*WHAT NEEDS TO BE DONE*
Each entry below should be reproduced character for character.
---------- INFORMATION GIVEN ----------
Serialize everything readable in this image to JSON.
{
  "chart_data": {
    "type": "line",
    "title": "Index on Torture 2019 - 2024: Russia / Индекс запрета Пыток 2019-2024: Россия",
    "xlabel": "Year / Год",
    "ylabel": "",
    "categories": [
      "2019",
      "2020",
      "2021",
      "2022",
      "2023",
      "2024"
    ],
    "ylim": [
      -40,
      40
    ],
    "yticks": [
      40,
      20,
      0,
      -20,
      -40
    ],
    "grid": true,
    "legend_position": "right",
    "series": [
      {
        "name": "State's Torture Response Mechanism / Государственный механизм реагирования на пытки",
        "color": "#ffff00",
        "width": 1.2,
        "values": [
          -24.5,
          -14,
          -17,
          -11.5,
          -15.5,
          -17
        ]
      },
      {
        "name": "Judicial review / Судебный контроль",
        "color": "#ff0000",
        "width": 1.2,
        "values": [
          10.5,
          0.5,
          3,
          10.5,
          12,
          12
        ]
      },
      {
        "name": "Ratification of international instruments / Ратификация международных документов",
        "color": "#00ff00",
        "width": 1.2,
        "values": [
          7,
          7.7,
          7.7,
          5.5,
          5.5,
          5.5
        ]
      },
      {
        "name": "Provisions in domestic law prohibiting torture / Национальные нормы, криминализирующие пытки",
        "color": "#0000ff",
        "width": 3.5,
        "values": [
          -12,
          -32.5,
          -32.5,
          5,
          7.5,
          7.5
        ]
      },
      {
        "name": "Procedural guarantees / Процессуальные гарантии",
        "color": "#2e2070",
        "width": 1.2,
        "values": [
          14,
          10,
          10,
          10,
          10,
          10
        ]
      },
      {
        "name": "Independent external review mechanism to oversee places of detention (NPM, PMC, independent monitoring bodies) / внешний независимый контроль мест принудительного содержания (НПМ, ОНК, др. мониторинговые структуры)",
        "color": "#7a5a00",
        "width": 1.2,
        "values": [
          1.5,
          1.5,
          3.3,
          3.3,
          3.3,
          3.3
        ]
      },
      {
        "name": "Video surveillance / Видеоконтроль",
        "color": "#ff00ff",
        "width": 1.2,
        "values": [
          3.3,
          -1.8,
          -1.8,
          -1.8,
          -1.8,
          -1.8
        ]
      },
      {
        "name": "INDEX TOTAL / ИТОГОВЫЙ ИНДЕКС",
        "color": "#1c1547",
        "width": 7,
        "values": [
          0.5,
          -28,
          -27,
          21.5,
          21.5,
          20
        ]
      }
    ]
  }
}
----------
*FINAL RESULT*
Serialize everything readable in this image to JSON.
{
  "chart_data": {
    "type": "line",
    "title": "Index on Torture 2019 - 2024: Russia / Индекс запрета Пыток 2019-2024: Россия",
    "xlabel": "Year / Год",
    "ylabel": "",
    "categories": [
      "2019",
      "2020",
      "2021",
      "2022",
      "2023",
      "2024"
    ],
    "ylim": [
      -40,
      40
    ],
    "yticks": [
      40,
      20,
      0,
      -20,
      -40
    ],
    "grid": true,
    "legend_position": "right",
    "series": [
      {
        "name": "State's Torture Response Mechanism / Государственный механизм реагирования на пытки",
        "color": "#ffff00",
        "width": 1.2,
        "values": [
          -24.5,
          -14,
          -17,
          -11.5,
          -15.5,
          -17
        ]
      },
      {
        "name": "Judicial review / Судебный контроль",
        "color": "#ff0000",
        "width": 1.2,
        "values": [
          10.5,
          0.5,
          3,
          10.5,
          12,
          12
        ]
      },
      {
        "name": "Ratification of international instruments / Ратификация международных документов",
        "color": "#00ff00",
        "width": 1.2,
        "values": [
          7,
          7.7,
          7.7,
          5.5,
          5.5,
          5.5
        ]
      },
      {
        "name": "Provisions in domestic law prohibiting torture / Национальные нормы, криминализирующие пытки",
        "color": "#0000ff",
        "width": 3.5,
        "values": [
          -12,
          -32.5,
          -32.5,
          5,
          7.5,
          7.5
        ]
      },
      {
        "name": "Procedural guarantees / Процессуальные гарантии",
        "color": "#2e2070",
        "width": 1.2,
        "values": [
          14,
          10,
          10,
          10,
          10,
          10
        ]
      },
      {
        "name": "Independent external review mechanism to oversee places of detention (NPM, PMC, independent monitoring bodies) / внешний независимый контроль мест принудительного содержания (НПМ, ОНК, др. мониторинговые структуры)",
        "color": "#7a5a00",
        "width": 1.2,
        "values": [
          1.5,
          1.5,
          3.3,
          3.3,
          3.3,
          3.3
        ]
      },
      {
        "name": "Video surveillance / Видеоконтроль",
        "color": "#ff00ff",
        "width": 1.2,
        "values": [
          3.3,
          -1.8,
          -1.8,
          -1.8,
          -1.8,
          -1.8
        ]
      },
      {
        "name": "INDEX TOTAL / ИТОГОВЫЙ ИНДЕКС",
        "color": "#1c1547",
        "width": 7,
        "values": [
          0.5,
          -28,
          -27,
          21.5,
          21.5,
          20
        ]
      }
    ]
  }
}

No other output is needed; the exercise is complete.